Exclude the pictures; give every entry again exactly as written.
======== Provided information ========
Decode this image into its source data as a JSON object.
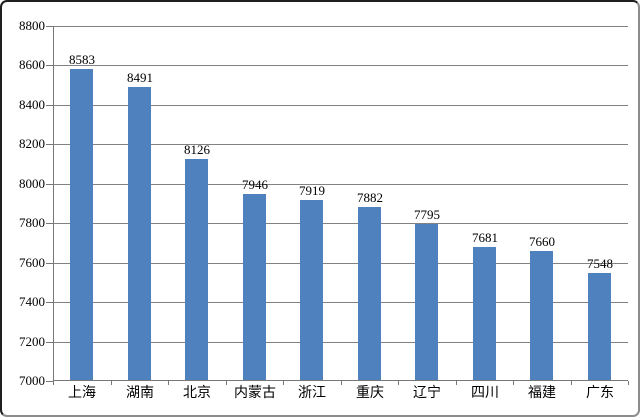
{
  "chart_data": {
    "type": "bar",
    "categories": [
      "上海",
      "湖南",
      "北京",
      "内蒙古",
      "浙江",
      "重庆",
      "辽宁",
      "四川",
      "福建",
      "广东"
    ],
    "values": [
      8583,
      8491,
      8126,
      7946,
      7919,
      7882,
      7795,
      7681,
      7660,
      7548
    ],
    "title": "",
    "xlabel": "",
    "ylabel": "",
    "ylim": [
      7000,
      8800
    ],
    "ytick_step": 200,
    "ytick_labels": [
      "7000",
      "7200",
      "7400",
      "7600",
      "7800",
      "8000",
      "8200",
      "8400",
      "8600",
      "8800"
    ],
    "data_labels_shown": true,
    "grid": true,
    "legend": false,
    "colors": {
      "bar_fill": "#4E81BD",
      "gridline": "#828282",
      "axis_line": "#777777",
      "text": "#000000",
      "background": "#FFFFFF"
    }
  }
}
========
Answer to the exercise
Decode this image into its source data as a JSON object.
{
  "chart_data": {
    "type": "bar",
    "categories": [
      "上海",
      "湖南",
      "北京",
      "内蒙古",
      "浙江",
      "重庆",
      "辽宁",
      "四川",
      "福建",
      "广东"
    ],
    "values": [
      8583,
      8491,
      8126,
      7946,
      7919,
      7882,
      7795,
      7681,
      7660,
      7548
    ],
    "title": "",
    "xlabel": "",
    "ylabel": "",
    "ylim": [
      7000,
      8800
    ],
    "ytick_step": 200,
    "ytick_labels": [
      "7000",
      "7200",
      "7400",
      "7600",
      "7800",
      "8000",
      "8200",
      "8400",
      "8600",
      "8800"
    ],
    "data_labels_shown": true,
    "grid": true,
    "legend": false,
    "colors": {
      "bar_fill": "#4E81BD",
      "gridline": "#828282",
      "axis_line": "#777777",
      "text": "#000000",
      "background": "#FFFFFF"
    }
  }
}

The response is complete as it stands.